= Data excerpts =
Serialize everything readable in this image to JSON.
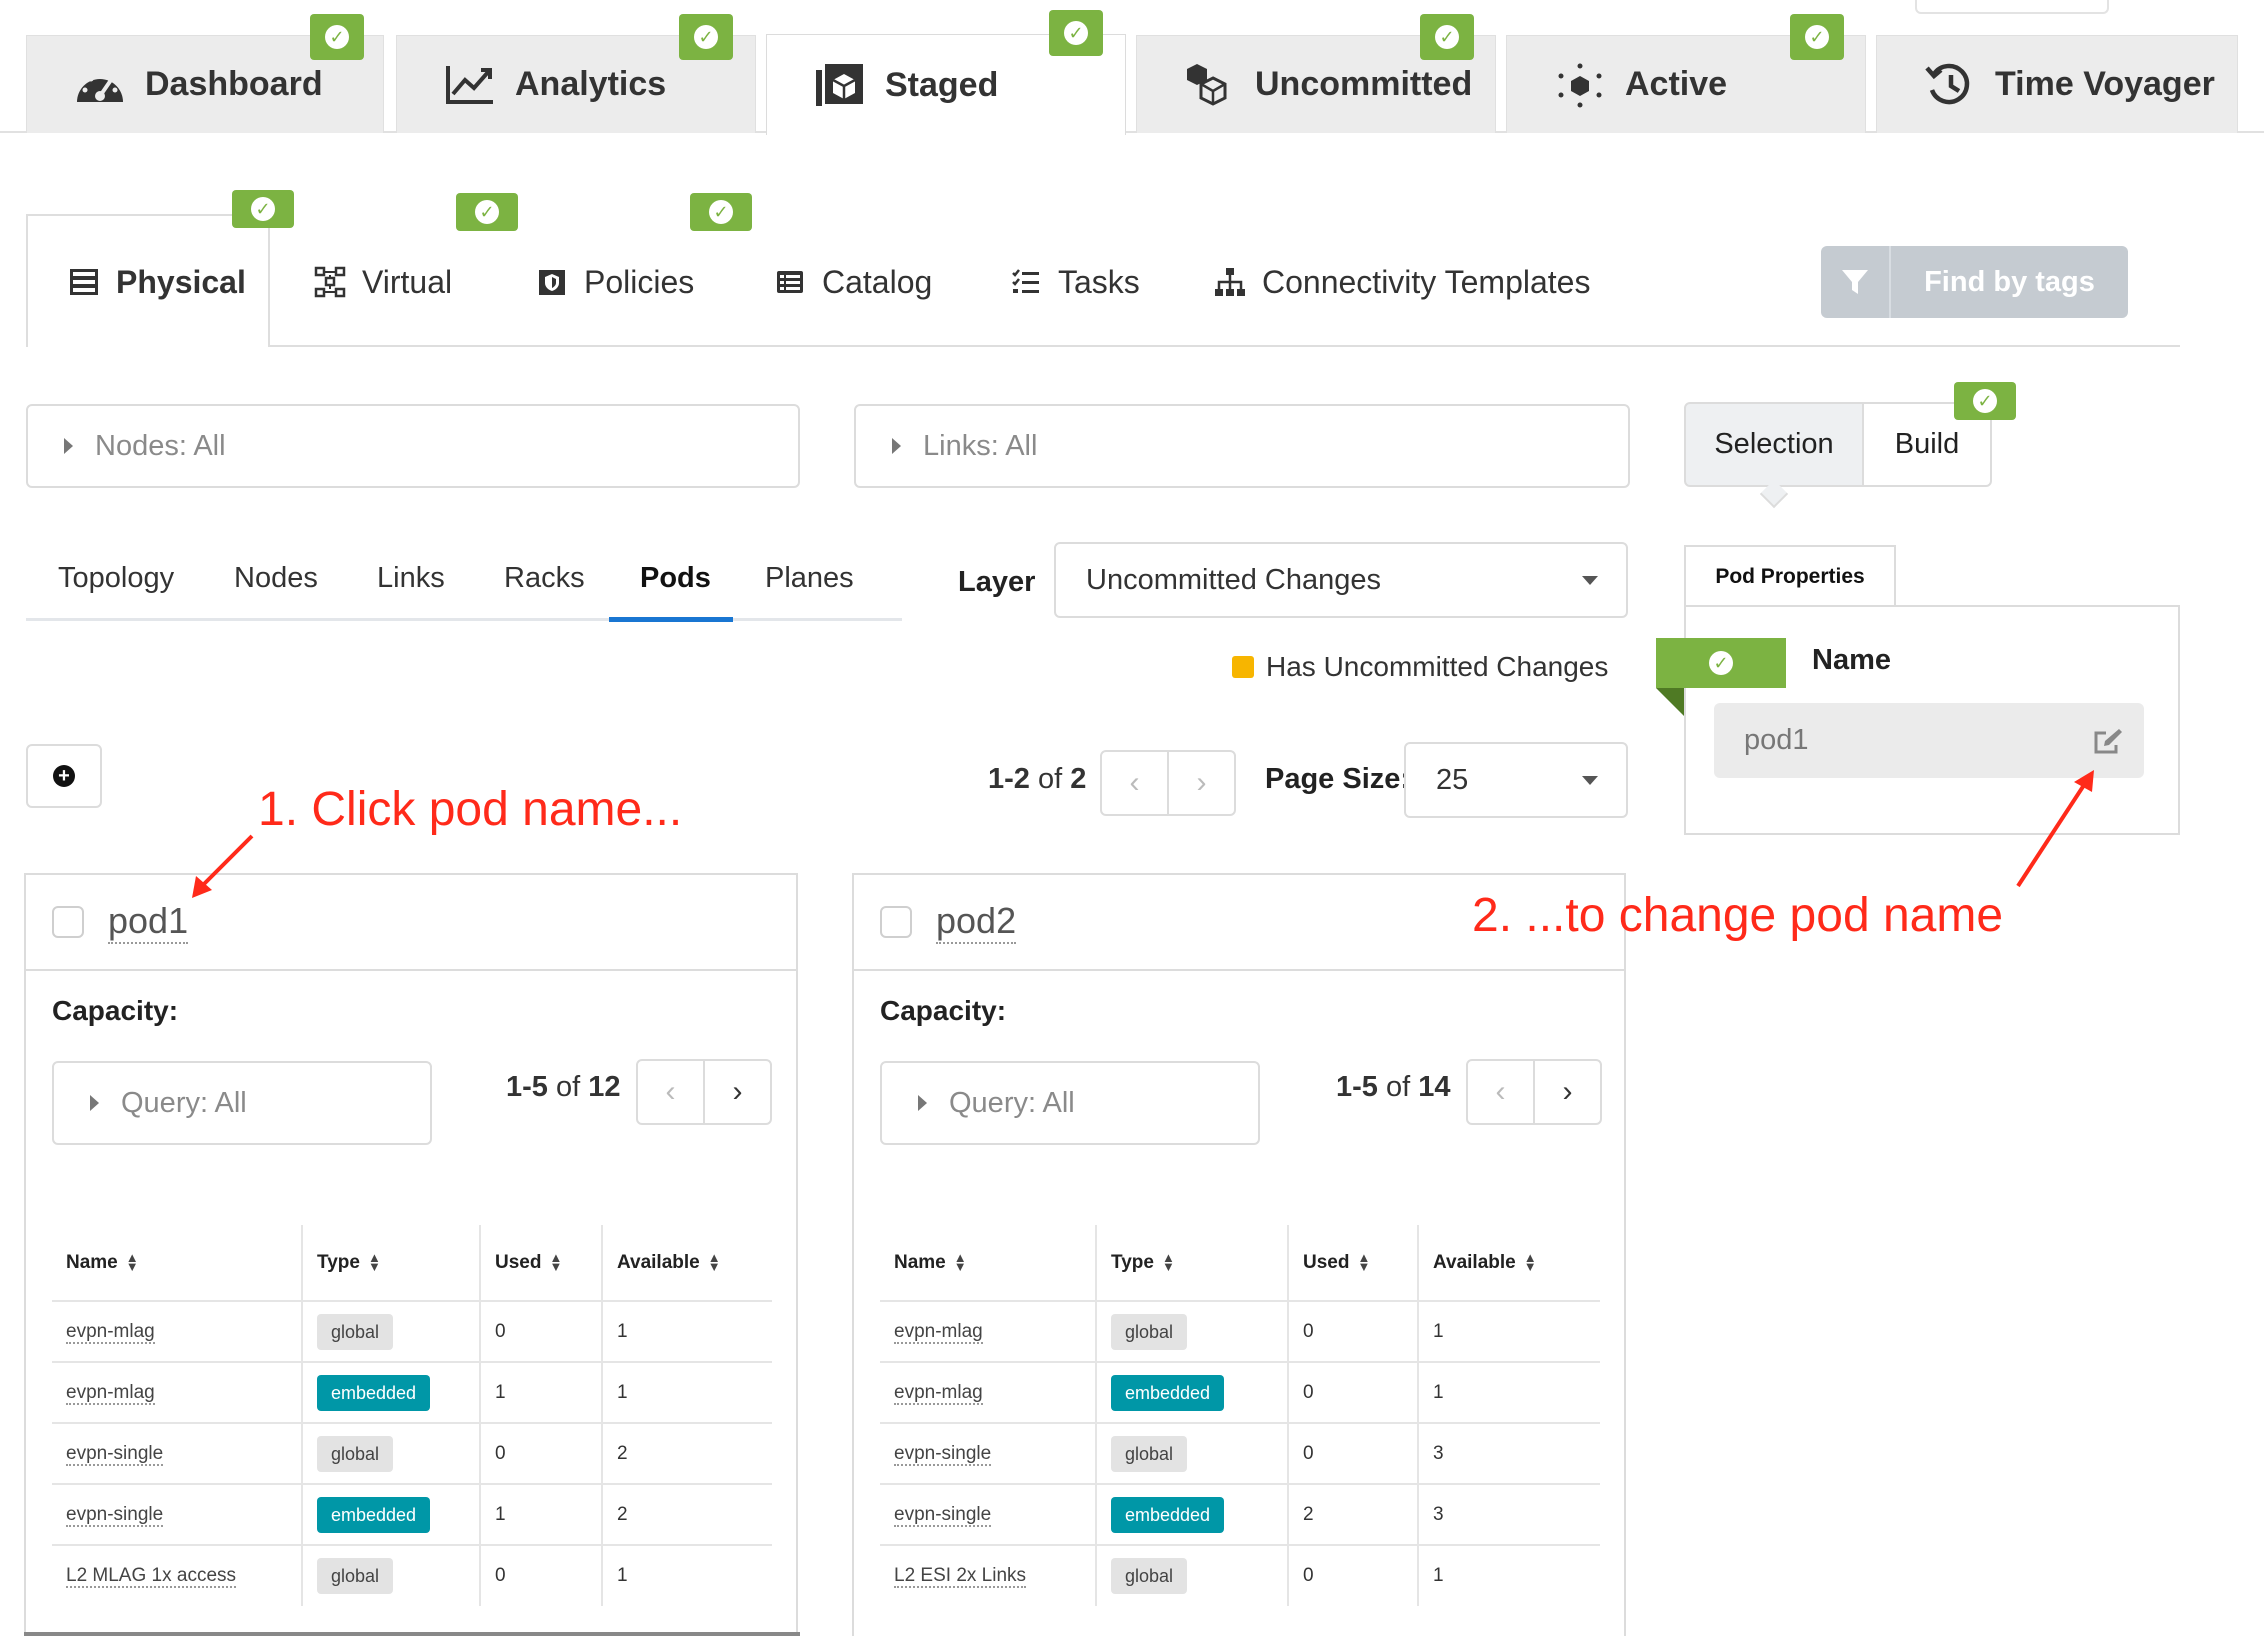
{
  "top_tabs": [
    {
      "label": "Dashboard",
      "icon": "gauge-icon"
    },
    {
      "label": "Analytics",
      "icon": "chart-icon"
    },
    {
      "label": "Staged",
      "icon": "cube-stack-icon"
    },
    {
      "label": "Uncommitted",
      "icon": "cubes-icon"
    },
    {
      "label": "Active",
      "icon": "active-cube-icon"
    },
    {
      "label": "Time Voyager",
      "icon": "history-icon"
    }
  ],
  "sub_tabs": [
    {
      "label": "Physical",
      "icon": "server-icon"
    },
    {
      "label": "Virtual",
      "icon": "network-icon"
    },
    {
      "label": "Policies",
      "icon": "shield-icon"
    },
    {
      "label": "Catalog",
      "icon": "catalog-icon"
    },
    {
      "label": "Tasks",
      "icon": "tasks-icon"
    },
    {
      "label": "Connectivity Templates",
      "icon": "sitemap-icon"
    }
  ],
  "find_by_tags": "Find by tags",
  "filters": {
    "nodes": "Nodes: All",
    "links": "Links: All"
  },
  "selection_build": {
    "selection": "Selection",
    "build": "Build"
  },
  "view_tabs": [
    "Topology",
    "Nodes",
    "Links",
    "Racks",
    "Pods",
    "Planes"
  ],
  "layer": {
    "label": "Layer",
    "value": "Uncommitted Changes"
  },
  "legend": {
    "label": "Has Uncommitted Changes",
    "color": "#f7b500"
  },
  "pod_properties": {
    "tab": "Pod Properties",
    "name_label": "Name",
    "name_value": "pod1"
  },
  "pager": {
    "range": "1-2",
    "of_word": "of",
    "total": "2",
    "page_size_label": "Page Size:",
    "page_size": "25"
  },
  "annotations": {
    "step1": "1. Click pod name...",
    "step2": "2. ...to change pod name"
  },
  "columns": [
    "Name",
    "Type",
    "Used",
    "Available"
  ],
  "pods": [
    {
      "name": "pod1",
      "capacity_label": "Capacity:",
      "query": "Query: All",
      "range": "1-5",
      "of_word": "of",
      "total": "12",
      "rows": [
        {
          "name": "evpn-mlag",
          "type": "global",
          "used": "0",
          "available": "1"
        },
        {
          "name": "evpn-mlag",
          "type": "embedded",
          "used": "1",
          "available": "1"
        },
        {
          "name": "evpn-single",
          "type": "global",
          "used": "0",
          "available": "2"
        },
        {
          "name": "evpn-single",
          "type": "embedded",
          "used": "1",
          "available": "2"
        },
        {
          "name": "L2 MLAG 1x access",
          "type": "global",
          "used": "0",
          "available": "1"
        }
      ]
    },
    {
      "name": "pod2",
      "capacity_label": "Capacity:",
      "query": "Query: All",
      "range": "1-5",
      "of_word": "of",
      "total": "14",
      "rows": [
        {
          "name": "evpn-mlag",
          "type": "global",
          "used": "0",
          "available": "1"
        },
        {
          "name": "evpn-mlag",
          "type": "embedded",
          "used": "0",
          "available": "1"
        },
        {
          "name": "evpn-single",
          "type": "global",
          "used": "0",
          "available": "3"
        },
        {
          "name": "evpn-single",
          "type": "embedded",
          "used": "2",
          "available": "3"
        },
        {
          "name": "L2 ESI 2x Links",
          "type": "global",
          "used": "0",
          "available": "1"
        }
      ]
    }
  ],
  "colors": {
    "accent": "#1976d2",
    "badge_green": "#7cb342",
    "embedded": "#0097a7",
    "annotation": "#ff2a1a"
  }
}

= Set problem =
The pictures should not be reproduced; quote all of the other material exactly.

= Exercise result =
Serialize everything readable in this image to JSON.
{
  "top_tabs": [
    {
      "label": "Dashboard",
      "icon": "gauge-icon"
    },
    {
      "label": "Analytics",
      "icon": "chart-icon"
    },
    {
      "label": "Staged",
      "icon": "cube-stack-icon"
    },
    {
      "label": "Uncommitted",
      "icon": "cubes-icon"
    },
    {
      "label": "Active",
      "icon": "active-cube-icon"
    },
    {
      "label": "Time Voyager",
      "icon": "history-icon"
    }
  ],
  "sub_tabs": [
    {
      "label": "Physical",
      "icon": "server-icon"
    },
    {
      "label": "Virtual",
      "icon": "network-icon"
    },
    {
      "label": "Policies",
      "icon": "shield-icon"
    },
    {
      "label": "Catalog",
      "icon": "catalog-icon"
    },
    {
      "label": "Tasks",
      "icon": "tasks-icon"
    },
    {
      "label": "Connectivity Templates",
      "icon": "sitemap-icon"
    }
  ],
  "find_by_tags": "Find by tags",
  "filters": {
    "nodes": "Nodes: All",
    "links": "Links: All"
  },
  "selection_build": {
    "selection": "Selection",
    "build": "Build"
  },
  "view_tabs": [
    "Topology",
    "Nodes",
    "Links",
    "Racks",
    "Pods",
    "Planes"
  ],
  "layer": {
    "label": "Layer",
    "value": "Uncommitted Changes"
  },
  "legend": {
    "label": "Has Uncommitted Changes",
    "color": "#f7b500"
  },
  "pod_properties": {
    "tab": "Pod Properties",
    "name_label": "Name",
    "name_value": "pod1"
  },
  "pager": {
    "range": "1-2",
    "of_word": "of",
    "total": "2",
    "page_size_label": "Page Size:",
    "page_size": "25"
  },
  "annotations": {
    "step1": "1. Click pod name...",
    "step2": "2. ...to change pod name"
  },
  "columns": [
    "Name",
    "Type",
    "Used",
    "Available"
  ],
  "pods": [
    {
      "name": "pod1",
      "capacity_label": "Capacity:",
      "query": "Query: All",
      "range": "1-5",
      "of_word": "of",
      "total": "12",
      "rows": [
        {
          "name": "evpn-mlag",
          "type": "global",
          "used": "0",
          "available": "1"
        },
        {
          "name": "evpn-mlag",
          "type": "embedded",
          "used": "1",
          "available": "1"
        },
        {
          "name": "evpn-single",
          "type": "global",
          "used": "0",
          "available": "2"
        },
        {
          "name": "evpn-single",
          "type": "embedded",
          "used": "1",
          "available": "2"
        },
        {
          "name": "L2 MLAG 1x access",
          "type": "global",
          "used": "0",
          "available": "1"
        }
      ]
    },
    {
      "name": "pod2",
      "capacity_label": "Capacity:",
      "query": "Query: All",
      "range": "1-5",
      "of_word": "of",
      "total": "14",
      "rows": [
        {
          "name": "evpn-mlag",
          "type": "global",
          "used": "0",
          "available": "1"
        },
        {
          "name": "evpn-mlag",
          "type": "embedded",
          "used": "0",
          "available": "1"
        },
        {
          "name": "evpn-single",
          "type": "global",
          "used": "0",
          "available": "3"
        },
        {
          "name": "evpn-single",
          "type": "embedded",
          "used": "2",
          "available": "3"
        },
        {
          "name": "L2 ESI 2x Links",
          "type": "global",
          "used": "0",
          "available": "1"
        }
      ]
    }
  ],
  "colors": {
    "accent": "#1976d2",
    "badge_green": "#7cb342",
    "embedded": "#0097a7",
    "annotation": "#ff2a1a"
  }
}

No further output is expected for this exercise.